▶ _PROBLEM TO SOLVE_
Retype all of the listing exactly, passing over any picture you find.

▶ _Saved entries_
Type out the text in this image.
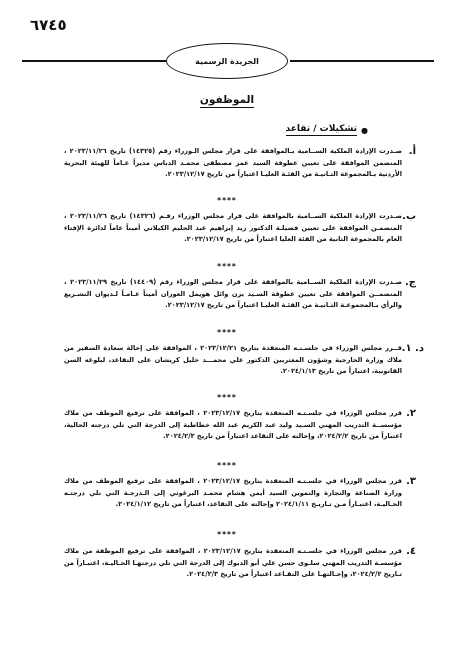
٦٧٤٥
الجريدة الرسمية
الموظفون
●
تشكيلات / تقاعد
أ.
صـدرت الإرادة الملكية الســامية بـالموافقة على قرار مجلس الـوزراء رقم (١٤٣٢٥) تاريخ ٢٠٢٣/١١/٢٦ ، المتضمن الموافقة على تعيين عطوفة السيد عمر مصطفى محمـد الدباس مديراً عـاماً للهيئة البحرية الأردنية بـالمجموعة الثـانيـة من الفئـة العليـا اعتباراً من تاريخ ٢٠٢٣/١٢/١٧.
****
ب.
صـدرت الإرادة الملكية الســامية بالموافقة على قرار مجلس الوزراء رقـم (١٤٣٢٦) تاريخ ٢٠٢٣/١١/٢٦ ، المتضمـن الموافقة على تعيين فضيلـة الدكتور زيد إبراهيم عبد الحليم الكيلاني أميناً عاماً لدائرة الإفتاء العام بالمجموعة الثانية من الفئة العليا اعتباراً من تاريخ ٢٠٢٣/١٢/١٧.
****
ج.
صـدرت الإرادة الملكية الســامية بالموافقة على قرار مجلس الوزراء رقم (١٤٤٠٩) تاريخ ٢٠٢٣/١١/٢٩ ، المتضمــن الموافقة على تعيين عطوفة السـيد يزن وائل هويمل العوران أميناً عـامـاً لـديوان التشـريع والرأي بـالمجموعـة الثـانيـة من الفئـة العليـا اعتباراً من تاريخ ٢٠٢٣/١٢/١٧.
****
د. ١.
قــرر مجلس الوزراء في جلسـتـه المنعقدة بتاريخ ٢٠٢٣/١٢/٢١ ، الموافقة على إحالة سعادة السفير من ملاك وزارة الخارجية وشؤون المغتربين الدكتور علي محمـــد خليل كريشان على التقاعد، لبلوغه السن القانونية، اعتباراً من تاريخ ٢٠٢٤/١/١٣.
****
٢.
قرر مجلس الوزراء في جلسـتـه المنعقدة بتاريخ ٢٠٢٣/١٢/١٧ ، الموافقة على ترفيع الموظف من ملاك مؤسســة التدريب المهني السـيد وليد عبد الكريم عبد الله خطاطبة إلى الدرجة التي تلي درجته الحالية، اعتباراً من تاريخ ٢٠٢٤/٢/٢، وإحالته على التقاعد اعتباراً من تاريخ ٢٠٢٤/٢/٣.
****
٣.
قرر مجلس الوزراء في جلسـتـه المنعقدة بتاريخ ٢٠٢٣/١٢/١٧ ، الموافقة على ترفيع الموظف من ملاك وزارة الصناعة والتجارة والتموين السيد أيمن هشام محمـد البرغوثي إلى الـدرجـة التي تلي درجتـه الحـاليـة، اعتبـاراً مـن تـاريـخ ٢٠٢٤/١/١١ وإحالته على التقاعد، اعتباراً من تاريخ ٢٠٢٤/١/١٢.
****
٤.
قرر مجلس الوزراء في جلسـتـه المنعقدة بتاريخ ٢٠٢٣/١٢/١٧ ، الموافقة على ترفيع الموظفة من ملاك مؤسسـة التدريب المهني سلـوى حسن علي أبو الديوك إلى الدرجة التي تلي درجتهـا الحـاليـة، اعتبـاراً من تـاريخ ٢٠٢٤/٢/٢، وإحـالتهـا على التقـاعد اعتباراً من تاريخ ٢٠٢٤/٢/٣.
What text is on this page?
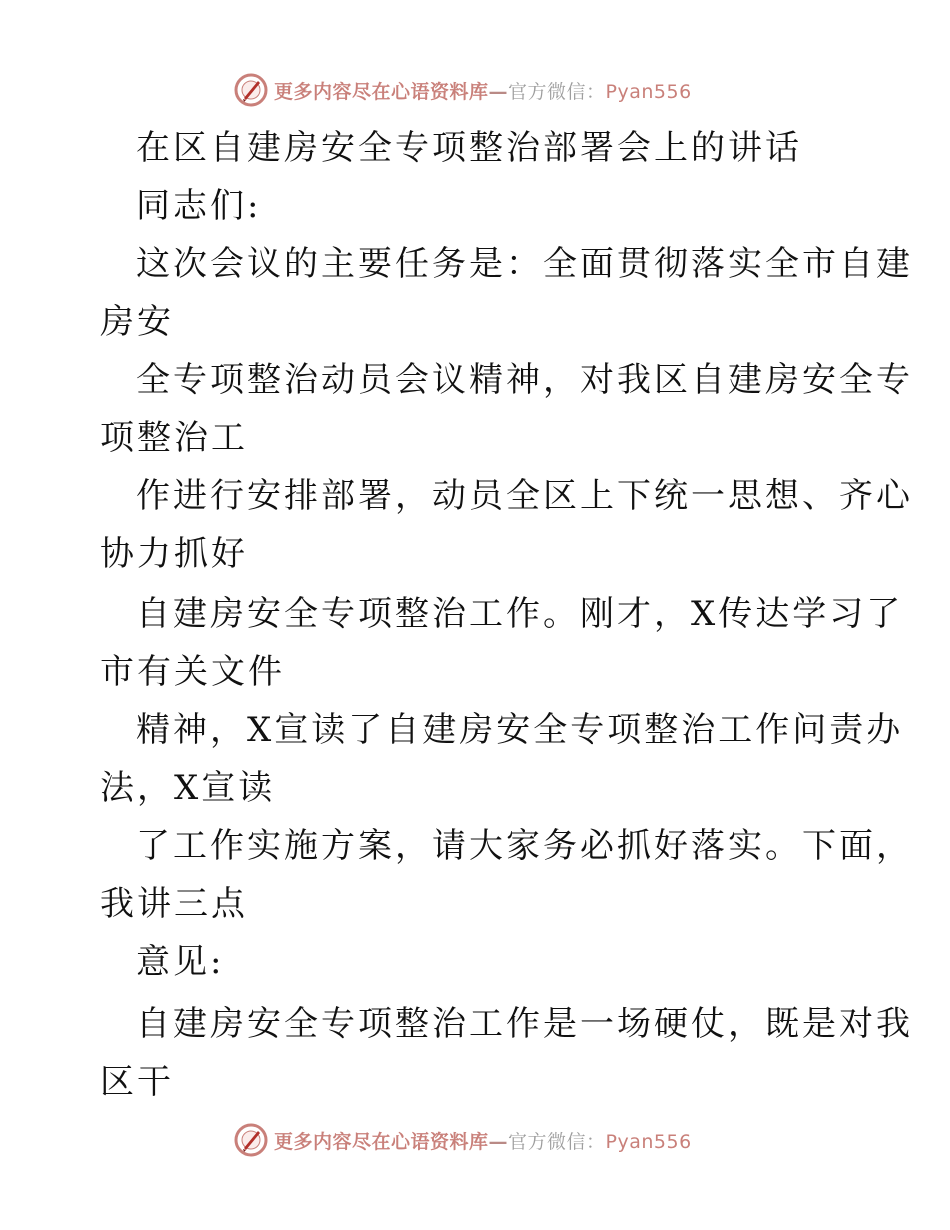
更多内容尽在心语资料库—官方微信：Pyan556
在区自建房安全专项整治部署会上的讲话
同志们:
这次会议的主要任务是：全面贯彻落实全市自建
房安
全专项整治动员会议精神，对我区自建房安全专
项整治工
作进行安排部署，动员全区上下统一思想、齐心
协力抓好
自建房安全专项整治工作。刚才，X传达学习了
市有关文件
精神，X宣读了自建房安全专项整治工作问责办
法，X宣读
了工作实施方案，请大家务必抓好落实。下面，
我讲三点
意见:
自建房安全专项整治工作是一场硬仗，既是对我
区干
更多内容尽在心语资料库—官方微信：Pyan556
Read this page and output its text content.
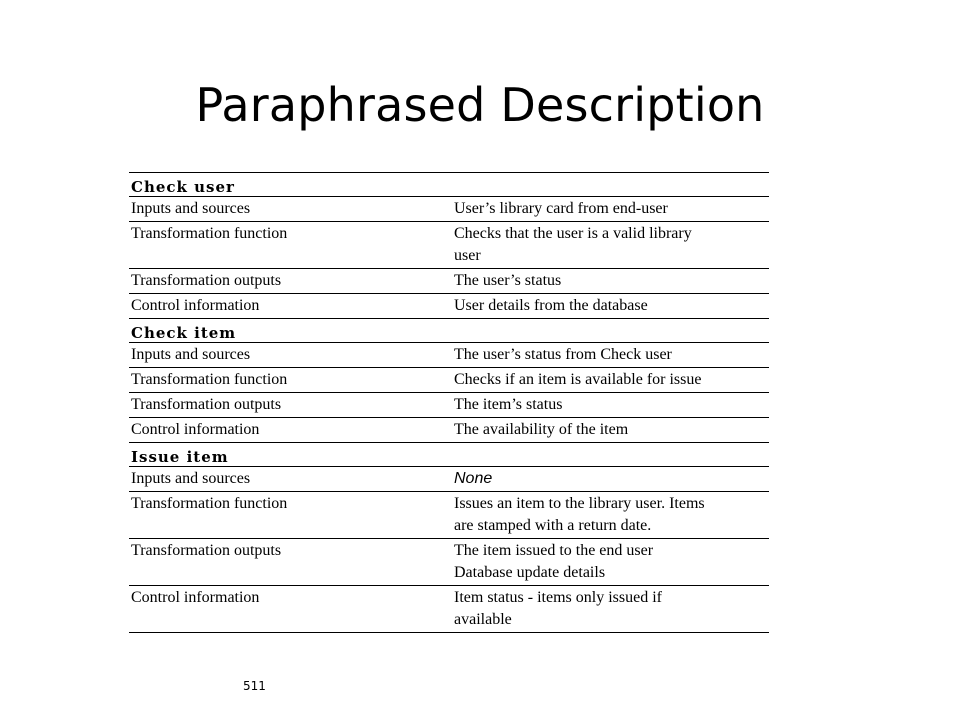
Paraphrased Description
Check user
Inputs and sources	User’s library card from end-user
Transformation function	Checks that the user is a valid library
user
Transformation outputs	The user’s status
Control information	User details from the database
Check item
Inputs and sources	The user’s status from Check user
Transformation function	Checks if an item is available for issue
Transformation outputs	The item’s status
Control information	The availability of the item
Issue item
Inputs and sources	None
Transformation function	Issues an item to the library user. Items
are stamped with a return date.
Transformation outputs	The item issued to the end user
Database update details
Control information	Item status - items only issued if
available
511
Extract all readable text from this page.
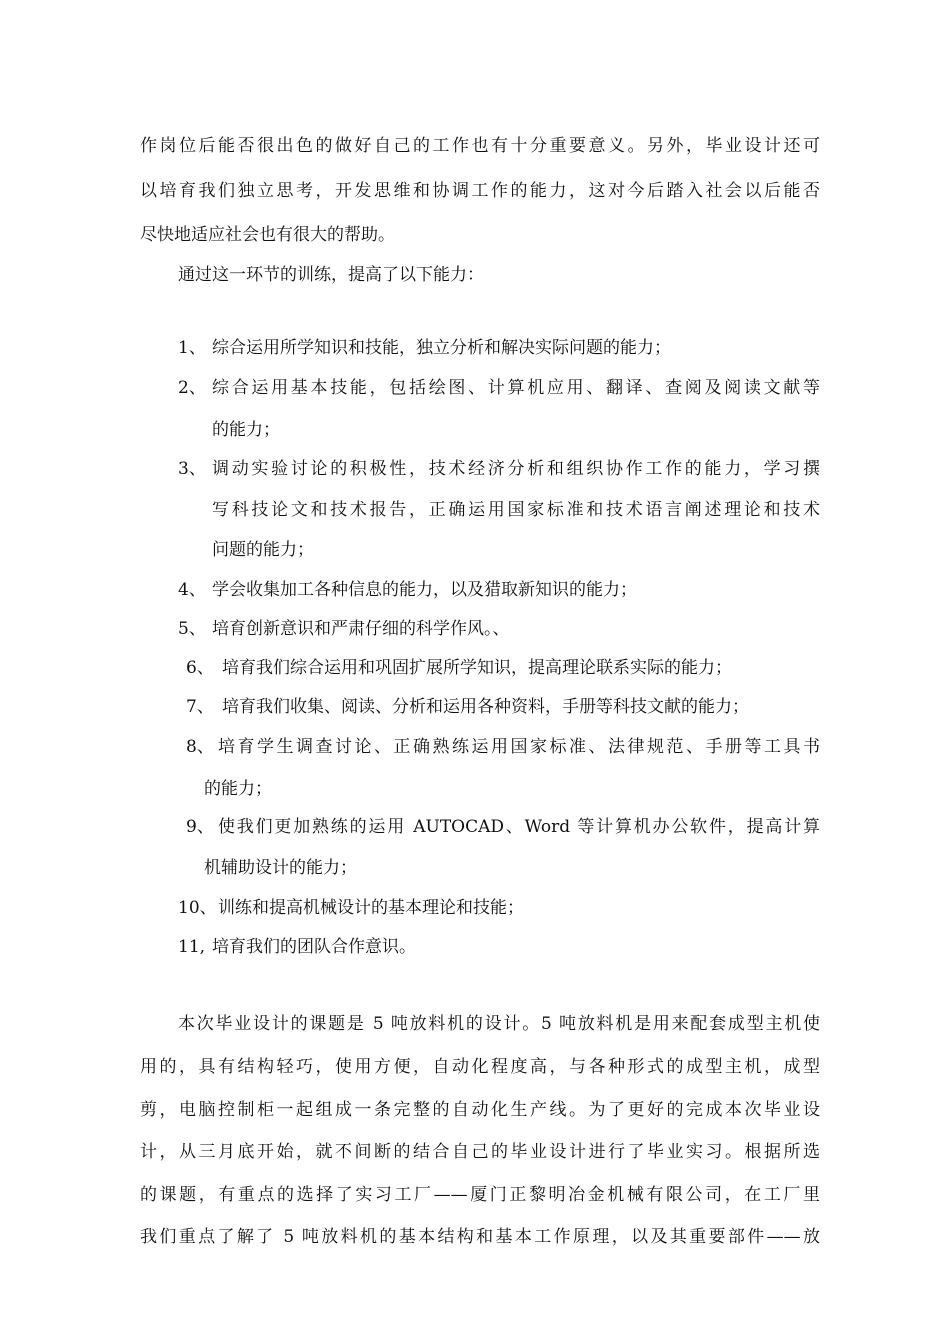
作岗位后能否很出色的做好自己的工作也有十分重要意义。另外，毕业设计还可
以培育我们独立思考，开发思维和协调工作的能力，这对今后踏入社会以后能否
尽快地适应社会也有很大的帮助。
通过这一环节的训练，提高了以下能力：
1、 综合运用所学知识和技能，独立分析和解决实际问题的能力；
2、 综合运用基本技能，包括绘图、计算机应用、翻译、查阅及阅读文献等
的能力；
3、 调动实验讨论的积极性，技术经济分析和组织协作工作的能力，学习撰
写科技论文和技术报告，正确运用国家标准和技术语言阐述理论和技术
问题的能力；
4、 学会收集加工各种信息的能力，以及猎取新知识的能力；
5、 培育创新意识和严肃仔细的科学作风。、
6、 培育我们综合运用和巩固扩展所学知识，提高理论联系实际的能力；
7、 培育我们收集、阅读、分析和运用各种资料，手册等科技文献的能力；
8、 培育学生调查讨论、正确熟练运用国家标准、法律规范、手册等工具书
的能力；
9、 使我们更加熟练的运用 AUTOCAD、Word 等计算机办公软件，提高计算
机辅助设计的能力；
10、 训练和提高机械设计的基本理论和技能；
11, 培育我们的团队合作意识。
本次毕业设计的课题是 5 吨放料机的设计。5 吨放料机是用来配套成型主机使
用的，具有结构轻巧，使用方便，自动化程度高，与各种形式的成型主机，成型
剪，电脑控制柜一起组成一条完整的自动化生产线。为了更好的完成本次毕业设
计，从三月底开始，就不间断的结合自己的毕业设计进行了毕业实习。根据所选
的课题，有重点的选择了实习工厂——厦门正黎明冶金机械有限公司，在工厂里
我们重点了解了 5 吨放料机的基本结构和基本工作原理，以及其重要部件——放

▶ _OUTPUT OF THE TASK_
Type out the text in this image.
٦٧٤٥
الجريدة الرسمية
الموظفون
●
تشكيلات / تقاعد
أ.
صـدرت الإرادة الملكية الســامية بـالموافقة على قرار مجلس الـوزراء رقم (١٤٣٢٥) تاريخ ٢٠٢٣/١١/٢٦ ، المتضمن الموافقة على تعيين عطوفة السيد عمر مصطفى محمـد الدباس مديراً عـاماً للهيئة البحرية الأردنية بـالمجموعة الثـانيـة من الفئـة العليـا اعتباراً من تاريخ ٢٠٢٣/١٢/١٧.
****
ب.
صـدرت الإرادة الملكية الســامية بالموافقة على قرار مجلس الوزراء رقـم (١٤٣٢٦) تاريخ ٢٠٢٣/١١/٢٦ ، المتضمـن الموافقة على تعيين فضيلـة الدكتور زيد إبراهيم عبد الحليم الكيلاني أميناً عاماً لدائرة الإفتاء العام بالمجموعة الثانية من الفئة العليا اعتباراً من تاريخ ٢٠٢٣/١٢/١٧.
****
ج.
صـدرت الإرادة الملكية الســامية بالموافقة على قرار مجلس الوزراء رقم (١٤٤٠٩) تاريخ ٢٠٢٣/١١/٢٩ ، المتضمــن الموافقة على تعيين عطوفة السـيد يزن وائل هويمل العوران أميناً عـامـاً لـديوان التشـريع والرأي بـالمجموعـة الثـانيـة من الفئـة العليـا اعتباراً من تاريخ ٢٠٢٣/١٢/١٧.
****
د. ١.
قــرر مجلس الوزراء في جلسـتـه المنعقدة بتاريخ ٢٠٢٣/١٢/٢١ ، الموافقة على إحالة سعادة السفير من ملاك وزارة الخارجية وشؤون المغتربين الدكتور علي محمـــد خليل كريشان على التقاعد، لبلوغه السن القانونية، اعتباراً من تاريخ ٢٠٢٤/١/١٣.
****
٢.
قرر مجلس الوزراء في جلسـتـه المنعقدة بتاريخ ٢٠٢٣/١٢/١٧ ، الموافقة على ترفيع الموظف من ملاك مؤسســة التدريب المهني السـيد وليد عبد الكريم عبد الله خطاطبة إلى الدرجة التي تلي درجته الحالية، اعتباراً من تاريخ ٢٠٢٤/٢/٢، وإحالته على التقاعد اعتباراً من تاريخ ٢٠٢٤/٢/٣.
****
٣.
قرر مجلس الوزراء في جلسـتـه المنعقدة بتاريخ ٢٠٢٣/١٢/١٧ ، الموافقة على ترفيع الموظف من ملاك وزارة الصناعة والتجارة والتموين السيد أيمن هشام محمـد البرغوثي إلى الـدرجـة التي تلي درجتـه الحـاليـة، اعتبـاراً مـن تـاريـخ ٢٠٢٤/١/١١ وإحالته على التقاعد، اعتباراً من تاريخ ٢٠٢٤/١/١٢.
****
٤.
قرر مجلس الوزراء في جلسـتـه المنعقدة بتاريخ ٢٠٢٣/١٢/١٧ ، الموافقة على ترفيع الموظفة من ملاك مؤسسـة التدريب المهني سلـوى حسن علي أبو الديوك إلى الدرجة التي تلي درجتهـا الحـاليـة، اعتبـاراً من تـاريخ ٢٠٢٤/٢/٢، وإحـالتهـا على التقـاعد اعتباراً من تاريخ ٢٠٢٤/٢/٣.
What text is on this page?
更多内容尽在心语资料库—官方微信：Pyan556
在区自建房安全专项整治部署会上的讲话
同志们:
这次会议的主要任务是：全面贯彻落实全市自建
房安
全专项整治动员会议精神，对我区自建房安全专
项整治工
作进行安排部署，动员全区上下统一思想、齐心
协力抓好
自建房安全专项整治工作。刚才，X传达学习了
市有关文件
精神，X宣读了自建房安全专项整治工作问责办
法，X宣读
了工作实施方案，请大家务必抓好落实。下面，
我讲三点
意见:
自建房安全专项整治工作是一场硬仗，既是对我
区干
更多内容尽在心语资料库—官方微信：Pyan556
Read this page and output its text content.
Paraphrased Description
Check user
Inputs and sources	User’s library card from end-user
Transformation function	Checks that the user is a valid library
user
Transformation outputs	The user’s status
Control information	User details from the database
Check item
Inputs and sources	The user’s status from Check user
Transformation function	Checks if an item is available for issue
Transformation outputs	The item’s status
Control information	The availability of the item
Issue item
Inputs and sources	None
Transformation function	Issues an item to the library user. Items
are stamped with a return date.
Transformation outputs	The item issued to the end user
Database update details
Control information	Item status - items only issued if
available
511
Extract all readable text from this page.
作岗位后能否很出色的做好自己的工作也有十分重要意义。另外，毕业设计还可
以培育我们独立思考，开发思维和协调工作的能力，这对今后踏入社会以后能否
尽快地适应社会也有很大的帮助。
通过这一环节的训练，提高了以下能力：
1、 综合运用所学知识和技能，独立分析和解决实际问题的能力；
2、 综合运用基本技能，包括绘图、计算机应用、翻译、查阅及阅读文献等
的能力；
3、 调动实验讨论的积极性，技术经济分析和组织协作工作的能力，学习撰
写科技论文和技术报告，正确运用国家标准和技术语言阐述理论和技术
问题的能力；
4、 学会收集加工各种信息的能力，以及猎取新知识的能力；
5、 培育创新意识和严肃仔细的科学作风。、
6、 培育我们综合运用和巩固扩展所学知识，提高理论联系实际的能力；
7、 培育我们收集、阅读、分析和运用各种资料，手册等科技文献的能力；
8、 培育学生调查讨论、正确熟练运用国家标准、法律规范、手册等工具书
的能力；
9、 使我们更加熟练的运用 AUTOCAD、Word 等计算机办公软件，提高计算
机辅助设计的能力；
10、 训练和提高机械设计的基本理论和技能；
11, 培育我们的团队合作意识。
本次毕业设计的课题是 5 吨放料机的设计。5 吨放料机是用来配套成型主机使
用的，具有结构轻巧，使用方便，自动化程度高，与各种形式的成型主机，成型
剪，电脑控制柜一起组成一条完整的自动化生产线。为了更好的完成本次毕业设
计，从三月底开始，就不间断的结合自己的毕业设计进行了毕业实习。根据所选
的课题，有重点的选择了实习工厂——厦门正黎明冶金机械有限公司，在工厂里
我们重点了解了 5 吨放料机的基本结构和基本工作原理，以及其重要部件——放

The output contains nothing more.